Zu erledigende Aufgabe |
Wie viel Prozent der Studierenden haben laut dem Text zur Fächerbelegung ein Zweitfach belegt?

Fächerbelegung allgemein

Einleitend gaben 90 Prozent der zum Sommersemester 2012 befragten Studierenden an, im anschließenden Wintersemester an derselben Hochschule verbleiben zu wollen, Wechselabsicht bekundeten 5,1 Prozent der Befragten. Die übrigen 4,9 Prozent gaben an, das Studium im Sommersemester 2012 beenden zu wollen.

Fast 60 Prozent der Teilnehmenden verteilten sich zum Zeitpunkt der Befragung auf vier Studiengänge. Dabei handelt es sich um
1. Wirtschaftswissenschaften (19,3 %),
2. Ingenieurwissenschaften (14,9 %),
3. Sozial- und Geisteswissenschaften (13,2 %),
4. Sprach- und Kulturwissenschaften (10,2 %)
und damit um die einzigen Fachrichtungen im zweistelligen Prozentbereich. Schlusslichter sind Psychologie (2,4 %) und Mathematik (2,1 %).

Zudem gaben 26 Prozent der Studierenden an, ein Zweitfach belegt zu haben. Prozentual sind hier im Spitzenbereich Parallelen zur zuvor dargestellten Wahl der Hauptfächer erkennbar – jedoch in abgeänderter Reihenfolge:
1. Sprach- und Kulturwissenschaften (22 %)

(Daten zum Dokumentverständnis)

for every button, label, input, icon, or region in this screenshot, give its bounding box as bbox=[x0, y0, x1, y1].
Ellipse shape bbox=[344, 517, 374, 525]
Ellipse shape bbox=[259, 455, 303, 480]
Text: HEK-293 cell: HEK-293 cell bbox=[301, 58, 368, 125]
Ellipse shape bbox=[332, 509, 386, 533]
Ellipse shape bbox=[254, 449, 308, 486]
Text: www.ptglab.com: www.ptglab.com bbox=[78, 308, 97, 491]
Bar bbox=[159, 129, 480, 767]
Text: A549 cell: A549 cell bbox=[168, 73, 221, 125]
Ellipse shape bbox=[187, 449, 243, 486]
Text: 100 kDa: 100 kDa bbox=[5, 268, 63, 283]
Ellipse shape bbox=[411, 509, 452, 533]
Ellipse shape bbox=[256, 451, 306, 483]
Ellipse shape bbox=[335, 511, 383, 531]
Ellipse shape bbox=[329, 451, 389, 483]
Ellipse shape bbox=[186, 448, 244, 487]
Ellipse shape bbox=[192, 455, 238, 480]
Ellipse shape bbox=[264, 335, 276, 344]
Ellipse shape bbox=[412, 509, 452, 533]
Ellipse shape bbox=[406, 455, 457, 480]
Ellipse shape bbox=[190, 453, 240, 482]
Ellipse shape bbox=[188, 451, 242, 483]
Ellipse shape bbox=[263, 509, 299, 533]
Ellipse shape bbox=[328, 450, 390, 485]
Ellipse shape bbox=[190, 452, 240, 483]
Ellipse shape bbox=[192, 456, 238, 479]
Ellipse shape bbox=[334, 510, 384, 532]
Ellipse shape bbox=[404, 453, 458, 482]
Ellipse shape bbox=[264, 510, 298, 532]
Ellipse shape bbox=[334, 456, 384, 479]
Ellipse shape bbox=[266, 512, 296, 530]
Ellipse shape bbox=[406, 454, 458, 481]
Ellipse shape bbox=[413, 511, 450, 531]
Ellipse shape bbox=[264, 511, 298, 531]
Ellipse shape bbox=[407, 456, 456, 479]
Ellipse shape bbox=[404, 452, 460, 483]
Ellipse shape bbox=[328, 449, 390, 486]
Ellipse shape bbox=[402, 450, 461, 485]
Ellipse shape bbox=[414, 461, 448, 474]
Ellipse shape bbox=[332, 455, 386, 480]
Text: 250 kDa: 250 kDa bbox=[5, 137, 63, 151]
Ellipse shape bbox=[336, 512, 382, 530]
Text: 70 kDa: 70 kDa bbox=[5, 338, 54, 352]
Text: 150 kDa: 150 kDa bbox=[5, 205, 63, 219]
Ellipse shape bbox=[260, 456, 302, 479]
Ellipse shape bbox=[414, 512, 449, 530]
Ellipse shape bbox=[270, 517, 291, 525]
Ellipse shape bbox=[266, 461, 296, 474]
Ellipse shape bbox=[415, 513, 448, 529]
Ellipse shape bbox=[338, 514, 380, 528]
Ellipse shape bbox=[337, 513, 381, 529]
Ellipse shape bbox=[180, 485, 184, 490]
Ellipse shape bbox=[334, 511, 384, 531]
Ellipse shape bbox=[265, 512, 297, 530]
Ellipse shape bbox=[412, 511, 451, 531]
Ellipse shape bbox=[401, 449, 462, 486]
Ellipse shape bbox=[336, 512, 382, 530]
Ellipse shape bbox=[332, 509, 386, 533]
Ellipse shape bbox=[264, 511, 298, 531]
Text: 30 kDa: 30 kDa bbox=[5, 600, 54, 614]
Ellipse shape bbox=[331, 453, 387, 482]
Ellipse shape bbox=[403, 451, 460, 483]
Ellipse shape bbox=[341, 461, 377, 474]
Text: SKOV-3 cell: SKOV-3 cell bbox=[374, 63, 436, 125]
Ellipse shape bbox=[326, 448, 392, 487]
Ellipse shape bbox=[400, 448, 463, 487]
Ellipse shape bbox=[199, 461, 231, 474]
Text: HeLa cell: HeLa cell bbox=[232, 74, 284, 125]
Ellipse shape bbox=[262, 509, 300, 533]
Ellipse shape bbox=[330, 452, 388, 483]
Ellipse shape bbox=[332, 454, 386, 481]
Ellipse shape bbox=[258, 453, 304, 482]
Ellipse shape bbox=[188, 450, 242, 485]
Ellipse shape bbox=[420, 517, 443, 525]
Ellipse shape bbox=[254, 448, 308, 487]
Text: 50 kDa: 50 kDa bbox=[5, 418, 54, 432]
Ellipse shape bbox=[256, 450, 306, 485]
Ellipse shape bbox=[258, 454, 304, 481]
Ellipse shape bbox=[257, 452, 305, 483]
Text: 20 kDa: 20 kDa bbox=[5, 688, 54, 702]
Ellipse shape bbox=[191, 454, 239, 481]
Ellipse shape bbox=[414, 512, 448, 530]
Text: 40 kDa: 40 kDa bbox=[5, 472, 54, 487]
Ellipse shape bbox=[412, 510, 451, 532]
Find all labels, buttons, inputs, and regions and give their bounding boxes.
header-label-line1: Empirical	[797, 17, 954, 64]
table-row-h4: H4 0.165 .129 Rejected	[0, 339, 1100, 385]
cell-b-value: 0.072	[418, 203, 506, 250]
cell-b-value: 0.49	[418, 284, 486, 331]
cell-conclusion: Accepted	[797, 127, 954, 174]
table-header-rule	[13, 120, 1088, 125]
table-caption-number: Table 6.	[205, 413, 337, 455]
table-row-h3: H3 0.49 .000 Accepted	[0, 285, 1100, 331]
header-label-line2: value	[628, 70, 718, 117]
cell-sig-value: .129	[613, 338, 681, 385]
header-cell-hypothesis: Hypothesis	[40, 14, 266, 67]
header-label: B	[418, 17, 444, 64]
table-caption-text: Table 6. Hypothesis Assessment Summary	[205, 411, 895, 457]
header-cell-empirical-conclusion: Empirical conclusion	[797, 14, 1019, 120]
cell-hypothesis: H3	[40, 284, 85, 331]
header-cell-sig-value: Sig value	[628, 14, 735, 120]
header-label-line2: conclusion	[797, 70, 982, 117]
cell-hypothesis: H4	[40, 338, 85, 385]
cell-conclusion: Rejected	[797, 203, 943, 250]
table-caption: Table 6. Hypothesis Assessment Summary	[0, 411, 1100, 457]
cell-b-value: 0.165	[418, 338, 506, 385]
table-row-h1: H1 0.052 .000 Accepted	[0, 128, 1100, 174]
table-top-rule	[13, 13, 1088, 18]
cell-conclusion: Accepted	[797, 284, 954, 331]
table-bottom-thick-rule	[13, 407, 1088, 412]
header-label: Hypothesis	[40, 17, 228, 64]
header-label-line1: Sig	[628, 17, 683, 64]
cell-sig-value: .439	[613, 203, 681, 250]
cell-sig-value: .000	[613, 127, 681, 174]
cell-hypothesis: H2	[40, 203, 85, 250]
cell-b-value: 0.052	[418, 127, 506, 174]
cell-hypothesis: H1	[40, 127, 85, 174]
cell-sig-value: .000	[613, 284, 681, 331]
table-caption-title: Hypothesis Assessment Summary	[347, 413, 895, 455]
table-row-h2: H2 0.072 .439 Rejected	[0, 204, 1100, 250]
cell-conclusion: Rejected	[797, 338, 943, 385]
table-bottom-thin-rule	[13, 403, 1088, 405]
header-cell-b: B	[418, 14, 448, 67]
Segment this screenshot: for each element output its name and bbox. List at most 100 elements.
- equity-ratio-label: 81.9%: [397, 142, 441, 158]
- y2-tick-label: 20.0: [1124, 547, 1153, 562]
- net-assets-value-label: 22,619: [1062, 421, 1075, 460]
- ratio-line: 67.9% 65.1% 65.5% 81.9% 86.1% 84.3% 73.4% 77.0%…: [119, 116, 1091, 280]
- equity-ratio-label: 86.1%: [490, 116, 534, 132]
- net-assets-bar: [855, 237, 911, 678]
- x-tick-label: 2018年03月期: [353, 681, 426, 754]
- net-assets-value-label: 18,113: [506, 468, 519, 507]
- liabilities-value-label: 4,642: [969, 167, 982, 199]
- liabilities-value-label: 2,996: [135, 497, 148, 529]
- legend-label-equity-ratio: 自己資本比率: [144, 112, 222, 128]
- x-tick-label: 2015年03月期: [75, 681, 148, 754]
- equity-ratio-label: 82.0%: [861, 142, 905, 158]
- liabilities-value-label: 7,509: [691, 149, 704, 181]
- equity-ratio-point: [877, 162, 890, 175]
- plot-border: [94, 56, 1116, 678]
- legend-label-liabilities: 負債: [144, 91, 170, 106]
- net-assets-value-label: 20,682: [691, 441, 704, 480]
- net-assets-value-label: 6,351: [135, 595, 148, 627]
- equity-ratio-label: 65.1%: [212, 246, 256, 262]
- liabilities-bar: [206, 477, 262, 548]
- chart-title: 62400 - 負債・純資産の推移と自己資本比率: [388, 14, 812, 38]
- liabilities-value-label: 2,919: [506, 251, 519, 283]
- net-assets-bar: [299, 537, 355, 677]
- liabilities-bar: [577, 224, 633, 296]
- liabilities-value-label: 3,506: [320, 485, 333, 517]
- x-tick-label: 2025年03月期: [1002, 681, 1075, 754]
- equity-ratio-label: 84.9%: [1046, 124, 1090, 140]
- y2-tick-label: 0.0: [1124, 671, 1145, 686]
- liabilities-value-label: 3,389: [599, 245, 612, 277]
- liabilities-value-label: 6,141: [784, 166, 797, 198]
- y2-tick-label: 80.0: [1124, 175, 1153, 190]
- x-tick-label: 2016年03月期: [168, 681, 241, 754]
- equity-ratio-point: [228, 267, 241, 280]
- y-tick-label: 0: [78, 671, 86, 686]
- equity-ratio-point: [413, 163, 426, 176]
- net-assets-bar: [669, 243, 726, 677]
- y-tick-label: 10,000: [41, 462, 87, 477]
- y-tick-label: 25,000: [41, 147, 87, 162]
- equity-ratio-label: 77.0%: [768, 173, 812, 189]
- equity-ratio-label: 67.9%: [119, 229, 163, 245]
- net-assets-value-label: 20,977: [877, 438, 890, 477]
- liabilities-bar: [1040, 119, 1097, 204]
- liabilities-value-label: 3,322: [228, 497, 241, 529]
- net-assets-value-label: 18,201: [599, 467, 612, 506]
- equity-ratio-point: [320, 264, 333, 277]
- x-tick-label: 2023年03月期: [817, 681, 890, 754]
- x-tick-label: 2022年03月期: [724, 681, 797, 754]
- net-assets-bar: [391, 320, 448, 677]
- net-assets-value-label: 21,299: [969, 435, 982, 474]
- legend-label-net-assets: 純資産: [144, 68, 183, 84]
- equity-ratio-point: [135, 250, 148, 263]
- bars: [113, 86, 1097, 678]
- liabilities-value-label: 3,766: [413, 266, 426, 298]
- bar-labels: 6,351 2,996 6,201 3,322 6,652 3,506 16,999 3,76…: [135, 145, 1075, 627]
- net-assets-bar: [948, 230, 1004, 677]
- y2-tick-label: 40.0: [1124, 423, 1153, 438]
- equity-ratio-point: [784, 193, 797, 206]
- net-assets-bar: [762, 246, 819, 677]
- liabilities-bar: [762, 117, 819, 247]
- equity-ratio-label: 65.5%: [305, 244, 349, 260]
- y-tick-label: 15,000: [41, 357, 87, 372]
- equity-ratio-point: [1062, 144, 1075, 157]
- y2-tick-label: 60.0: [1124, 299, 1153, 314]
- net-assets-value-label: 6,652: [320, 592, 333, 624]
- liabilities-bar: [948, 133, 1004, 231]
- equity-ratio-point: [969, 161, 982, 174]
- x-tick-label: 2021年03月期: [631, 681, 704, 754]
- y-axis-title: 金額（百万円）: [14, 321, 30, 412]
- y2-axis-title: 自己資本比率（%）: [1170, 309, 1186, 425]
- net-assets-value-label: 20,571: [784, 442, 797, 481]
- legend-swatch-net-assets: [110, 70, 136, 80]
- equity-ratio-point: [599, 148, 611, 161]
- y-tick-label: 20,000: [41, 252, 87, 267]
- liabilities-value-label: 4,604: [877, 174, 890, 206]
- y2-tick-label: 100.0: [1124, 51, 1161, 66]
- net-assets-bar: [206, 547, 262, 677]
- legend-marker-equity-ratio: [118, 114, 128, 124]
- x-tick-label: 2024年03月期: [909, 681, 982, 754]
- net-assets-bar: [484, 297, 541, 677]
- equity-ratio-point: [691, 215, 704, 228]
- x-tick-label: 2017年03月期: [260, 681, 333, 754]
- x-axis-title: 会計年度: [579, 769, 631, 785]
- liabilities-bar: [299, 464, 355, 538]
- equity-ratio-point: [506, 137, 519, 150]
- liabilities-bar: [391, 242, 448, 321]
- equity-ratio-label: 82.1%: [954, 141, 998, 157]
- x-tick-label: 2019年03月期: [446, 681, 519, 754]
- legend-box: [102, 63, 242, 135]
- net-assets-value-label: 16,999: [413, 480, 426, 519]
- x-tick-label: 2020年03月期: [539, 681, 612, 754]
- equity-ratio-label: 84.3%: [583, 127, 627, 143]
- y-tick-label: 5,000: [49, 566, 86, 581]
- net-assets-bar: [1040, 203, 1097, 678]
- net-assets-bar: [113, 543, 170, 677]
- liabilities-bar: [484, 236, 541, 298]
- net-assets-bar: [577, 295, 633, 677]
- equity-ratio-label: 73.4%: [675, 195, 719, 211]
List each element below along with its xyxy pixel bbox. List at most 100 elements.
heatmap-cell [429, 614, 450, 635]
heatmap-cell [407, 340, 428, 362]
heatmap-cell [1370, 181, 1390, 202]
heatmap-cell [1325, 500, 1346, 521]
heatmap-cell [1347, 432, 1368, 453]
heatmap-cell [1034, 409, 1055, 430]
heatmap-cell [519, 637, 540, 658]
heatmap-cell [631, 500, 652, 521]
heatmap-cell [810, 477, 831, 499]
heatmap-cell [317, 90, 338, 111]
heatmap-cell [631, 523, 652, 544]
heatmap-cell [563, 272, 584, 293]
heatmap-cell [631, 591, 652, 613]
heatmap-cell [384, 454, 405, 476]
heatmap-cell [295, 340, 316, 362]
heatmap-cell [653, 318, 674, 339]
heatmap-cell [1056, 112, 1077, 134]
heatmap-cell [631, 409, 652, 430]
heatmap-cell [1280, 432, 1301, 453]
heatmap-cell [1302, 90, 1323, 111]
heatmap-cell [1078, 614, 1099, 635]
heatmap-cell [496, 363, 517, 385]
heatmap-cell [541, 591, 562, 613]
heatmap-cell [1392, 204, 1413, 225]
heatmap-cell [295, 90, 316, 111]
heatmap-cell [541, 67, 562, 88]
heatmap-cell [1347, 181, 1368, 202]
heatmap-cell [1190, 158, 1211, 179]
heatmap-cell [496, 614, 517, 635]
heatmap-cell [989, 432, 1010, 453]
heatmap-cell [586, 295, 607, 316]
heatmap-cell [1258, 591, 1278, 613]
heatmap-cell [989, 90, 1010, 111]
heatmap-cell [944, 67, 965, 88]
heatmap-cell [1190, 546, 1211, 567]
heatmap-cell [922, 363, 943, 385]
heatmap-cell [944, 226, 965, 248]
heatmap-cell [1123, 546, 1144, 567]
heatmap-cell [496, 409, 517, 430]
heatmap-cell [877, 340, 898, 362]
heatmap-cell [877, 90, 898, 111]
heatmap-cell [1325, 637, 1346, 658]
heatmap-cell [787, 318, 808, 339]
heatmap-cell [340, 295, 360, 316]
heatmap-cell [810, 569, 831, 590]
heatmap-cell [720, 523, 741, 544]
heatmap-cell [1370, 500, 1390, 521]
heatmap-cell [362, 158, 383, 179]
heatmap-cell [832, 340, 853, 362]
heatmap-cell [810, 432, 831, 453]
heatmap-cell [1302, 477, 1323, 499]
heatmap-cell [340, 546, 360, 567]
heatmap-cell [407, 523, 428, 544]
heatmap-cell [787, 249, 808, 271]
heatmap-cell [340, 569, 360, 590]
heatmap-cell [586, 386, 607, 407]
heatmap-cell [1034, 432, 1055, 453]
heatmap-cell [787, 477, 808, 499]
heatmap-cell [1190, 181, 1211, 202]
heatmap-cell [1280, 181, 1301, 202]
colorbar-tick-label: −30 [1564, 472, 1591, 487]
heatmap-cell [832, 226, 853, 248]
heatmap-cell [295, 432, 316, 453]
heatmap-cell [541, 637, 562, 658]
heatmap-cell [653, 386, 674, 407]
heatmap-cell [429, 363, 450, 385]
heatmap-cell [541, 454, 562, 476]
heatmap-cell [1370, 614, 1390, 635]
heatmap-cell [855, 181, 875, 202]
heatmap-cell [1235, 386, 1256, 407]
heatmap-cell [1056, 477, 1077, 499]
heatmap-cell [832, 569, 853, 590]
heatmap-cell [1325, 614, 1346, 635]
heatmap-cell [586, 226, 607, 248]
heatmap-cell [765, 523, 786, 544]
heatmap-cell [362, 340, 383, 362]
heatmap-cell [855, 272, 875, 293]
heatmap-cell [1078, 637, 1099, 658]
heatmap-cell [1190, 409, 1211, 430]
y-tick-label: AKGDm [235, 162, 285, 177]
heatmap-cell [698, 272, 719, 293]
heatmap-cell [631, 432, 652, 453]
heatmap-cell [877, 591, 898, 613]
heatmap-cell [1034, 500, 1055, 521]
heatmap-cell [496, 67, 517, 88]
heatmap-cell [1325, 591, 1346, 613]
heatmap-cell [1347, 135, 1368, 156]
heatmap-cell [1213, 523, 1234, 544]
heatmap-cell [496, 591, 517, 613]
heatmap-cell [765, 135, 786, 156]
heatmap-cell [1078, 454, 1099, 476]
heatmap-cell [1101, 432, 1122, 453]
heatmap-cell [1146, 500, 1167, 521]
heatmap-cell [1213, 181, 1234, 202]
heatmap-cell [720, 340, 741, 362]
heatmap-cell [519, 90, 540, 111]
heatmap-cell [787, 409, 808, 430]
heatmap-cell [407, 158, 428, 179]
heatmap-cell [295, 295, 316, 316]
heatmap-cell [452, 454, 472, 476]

Gelöste Aufgabe |
26 Prozent der Studierenden gaben an, ein Zweitfach belegt zu haben.